# Making a steam cleaner for small locos



## RickWeber (Mar 7, 2011)

Steam cleaner for small locomotives. Modified one of my vertical boiler designs, added high temp hose and valve. Does a great job cleaning out oil, gunk, coal dust, etc. from small locos. Cheap and easy to make.


----------



## Charles (Jan 2, 2008)

Certainly an good tool to have for keeping the locomotive and equipment well attended to. BTW- boiler is it home built?

Thanks


----------



## RickWeber (Mar 7, 2011)

Charles, yes, the boiler is home brewed. I hope to submit a building article with plans in an upcoming issue of Steam in the Garden mag.


----------



## Dwight Ennis (Jan 2, 2008)

I hope to submit a building article with plans in an upcoming issue of Steam in the Garden mag.Including the steam cleaning wand I hope. Looks like a neat thing to have.


----------



## csinc (Jun 8, 2008)

Does anyone know of an electric boiler that could be used with this wand. Is probably easier to boiler the water that way. Seems like a great way to clean a locomotive.


----------



## JPCaputo (Jul 26, 2009)

I would be tempted to attach a hose to a steam mop and use that.


----------



## artgibson (Jan 2, 2008)

Walmart has a Wagner 915 small steam cleaner for 80.00 plus. Looks like it would do the job.
Also can be used to do other honey do stuff around the house.


----------



## Shay Gear Head (Jan 3, 2008)

--------------------

## GOAL
Reproduce the part of the steam cleaner thread starting at "## artgibson (Jan" and ending at "around the house.". The entries that follow come from a different source than the thread above.

--------------------

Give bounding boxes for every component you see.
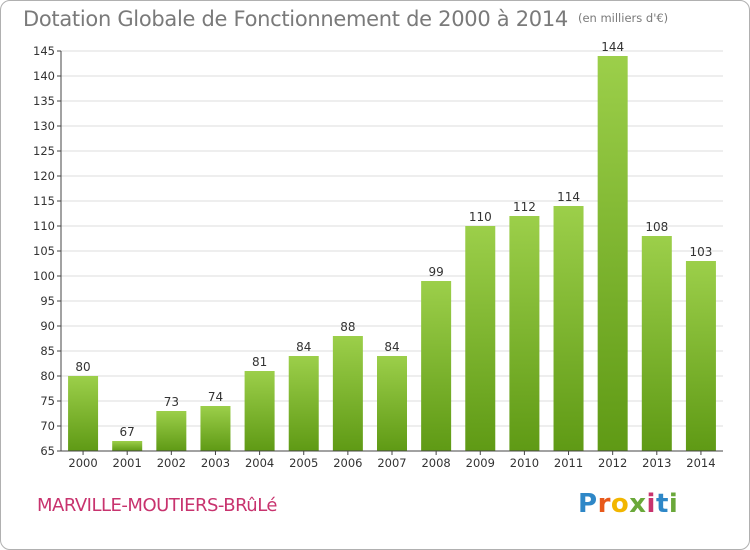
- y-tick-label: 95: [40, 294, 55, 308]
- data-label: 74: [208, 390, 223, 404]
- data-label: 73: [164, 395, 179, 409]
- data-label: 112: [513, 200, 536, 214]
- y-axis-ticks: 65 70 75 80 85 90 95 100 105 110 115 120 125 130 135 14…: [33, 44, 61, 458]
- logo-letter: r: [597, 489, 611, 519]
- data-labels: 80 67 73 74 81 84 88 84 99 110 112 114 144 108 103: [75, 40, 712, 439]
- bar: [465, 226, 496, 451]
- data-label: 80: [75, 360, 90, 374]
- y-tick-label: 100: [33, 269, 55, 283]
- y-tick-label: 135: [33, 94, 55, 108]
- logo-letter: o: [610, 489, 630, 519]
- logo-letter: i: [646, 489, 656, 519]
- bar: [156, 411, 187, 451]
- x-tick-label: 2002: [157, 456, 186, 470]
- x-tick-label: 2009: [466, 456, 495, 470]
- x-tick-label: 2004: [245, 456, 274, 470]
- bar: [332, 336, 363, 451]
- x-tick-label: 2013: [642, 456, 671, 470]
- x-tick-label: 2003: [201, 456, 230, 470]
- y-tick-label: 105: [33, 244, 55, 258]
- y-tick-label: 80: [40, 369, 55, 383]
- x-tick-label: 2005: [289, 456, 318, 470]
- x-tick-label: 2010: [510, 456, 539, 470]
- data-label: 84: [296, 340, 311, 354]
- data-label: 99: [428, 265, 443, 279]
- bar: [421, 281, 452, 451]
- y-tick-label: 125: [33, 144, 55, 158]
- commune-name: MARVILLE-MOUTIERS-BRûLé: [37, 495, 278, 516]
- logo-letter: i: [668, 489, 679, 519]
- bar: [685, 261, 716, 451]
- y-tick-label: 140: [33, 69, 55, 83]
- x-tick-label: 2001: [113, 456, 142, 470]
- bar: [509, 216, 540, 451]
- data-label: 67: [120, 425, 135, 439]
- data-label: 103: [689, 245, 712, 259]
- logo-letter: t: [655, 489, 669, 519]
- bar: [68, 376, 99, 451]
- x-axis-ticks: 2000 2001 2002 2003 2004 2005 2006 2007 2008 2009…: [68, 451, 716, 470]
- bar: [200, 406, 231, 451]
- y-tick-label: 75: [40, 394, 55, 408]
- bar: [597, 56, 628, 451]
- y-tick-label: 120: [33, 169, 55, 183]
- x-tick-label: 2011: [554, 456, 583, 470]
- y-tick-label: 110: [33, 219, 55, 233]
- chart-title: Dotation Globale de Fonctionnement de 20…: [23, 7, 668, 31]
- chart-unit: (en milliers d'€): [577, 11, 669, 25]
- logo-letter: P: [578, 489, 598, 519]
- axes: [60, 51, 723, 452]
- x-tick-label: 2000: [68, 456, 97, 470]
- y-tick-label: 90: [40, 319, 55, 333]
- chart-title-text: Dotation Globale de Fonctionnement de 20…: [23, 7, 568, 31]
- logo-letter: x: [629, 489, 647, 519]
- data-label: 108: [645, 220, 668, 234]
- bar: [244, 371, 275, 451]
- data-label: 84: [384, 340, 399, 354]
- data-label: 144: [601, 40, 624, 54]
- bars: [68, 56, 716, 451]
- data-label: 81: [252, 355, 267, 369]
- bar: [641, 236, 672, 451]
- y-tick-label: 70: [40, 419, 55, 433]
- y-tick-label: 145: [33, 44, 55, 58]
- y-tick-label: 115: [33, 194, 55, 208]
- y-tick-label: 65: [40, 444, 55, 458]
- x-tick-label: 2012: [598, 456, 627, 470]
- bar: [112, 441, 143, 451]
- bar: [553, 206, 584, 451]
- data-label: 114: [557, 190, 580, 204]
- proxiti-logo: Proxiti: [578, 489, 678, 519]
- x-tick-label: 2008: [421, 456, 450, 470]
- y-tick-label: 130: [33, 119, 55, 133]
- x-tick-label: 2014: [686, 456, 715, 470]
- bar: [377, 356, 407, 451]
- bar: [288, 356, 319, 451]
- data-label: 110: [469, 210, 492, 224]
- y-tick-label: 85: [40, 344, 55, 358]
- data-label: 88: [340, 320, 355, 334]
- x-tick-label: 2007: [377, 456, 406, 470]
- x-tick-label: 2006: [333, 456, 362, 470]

--------------------

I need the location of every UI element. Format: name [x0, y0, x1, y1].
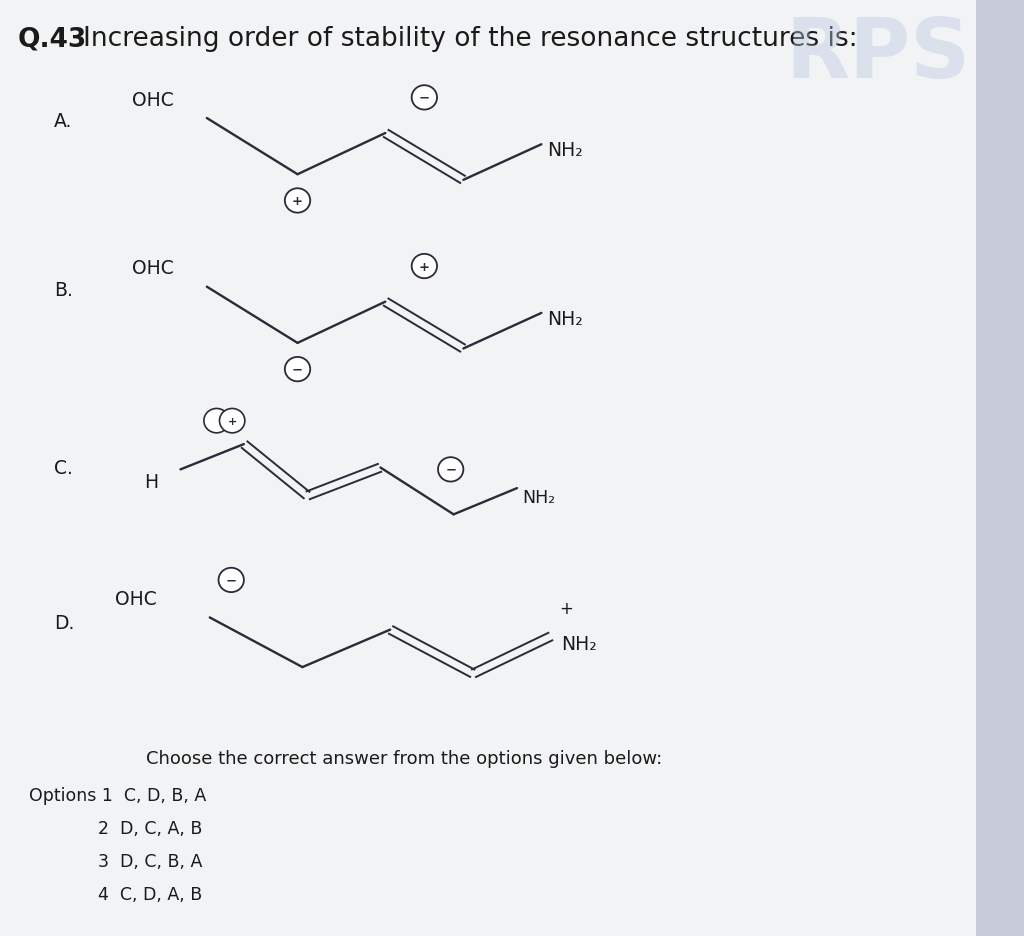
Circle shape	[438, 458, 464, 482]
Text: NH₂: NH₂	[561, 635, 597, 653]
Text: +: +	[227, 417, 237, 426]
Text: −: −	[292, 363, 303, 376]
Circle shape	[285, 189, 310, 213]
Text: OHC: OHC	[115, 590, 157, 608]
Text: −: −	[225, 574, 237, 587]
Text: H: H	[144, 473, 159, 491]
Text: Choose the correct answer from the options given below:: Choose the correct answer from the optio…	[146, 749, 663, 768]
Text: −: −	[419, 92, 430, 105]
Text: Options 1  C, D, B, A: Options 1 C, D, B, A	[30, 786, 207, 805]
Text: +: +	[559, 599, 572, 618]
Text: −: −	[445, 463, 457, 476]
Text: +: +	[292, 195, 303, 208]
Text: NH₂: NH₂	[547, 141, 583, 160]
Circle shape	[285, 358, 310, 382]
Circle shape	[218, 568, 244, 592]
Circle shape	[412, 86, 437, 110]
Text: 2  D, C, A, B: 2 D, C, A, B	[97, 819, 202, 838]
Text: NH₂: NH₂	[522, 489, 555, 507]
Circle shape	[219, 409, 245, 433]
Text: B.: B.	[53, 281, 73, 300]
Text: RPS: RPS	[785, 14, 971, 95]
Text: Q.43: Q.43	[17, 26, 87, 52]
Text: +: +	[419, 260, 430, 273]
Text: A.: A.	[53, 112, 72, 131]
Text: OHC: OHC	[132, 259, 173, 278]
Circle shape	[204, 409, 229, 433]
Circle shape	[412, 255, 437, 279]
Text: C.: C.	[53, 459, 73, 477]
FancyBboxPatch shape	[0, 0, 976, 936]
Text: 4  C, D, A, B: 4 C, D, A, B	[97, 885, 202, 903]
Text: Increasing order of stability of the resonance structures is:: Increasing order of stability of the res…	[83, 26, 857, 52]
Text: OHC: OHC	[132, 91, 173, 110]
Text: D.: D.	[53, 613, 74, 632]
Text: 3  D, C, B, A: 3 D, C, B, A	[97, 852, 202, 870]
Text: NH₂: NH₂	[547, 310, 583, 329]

--------------------

## IN RESPONSE
## artgibson (Jan 2, 2008)

Walmart has a Wagner 915 small steam cleaner for 80.00 plus. Looks like it would do the job.
Also can be used to do other honey do stuff around the house.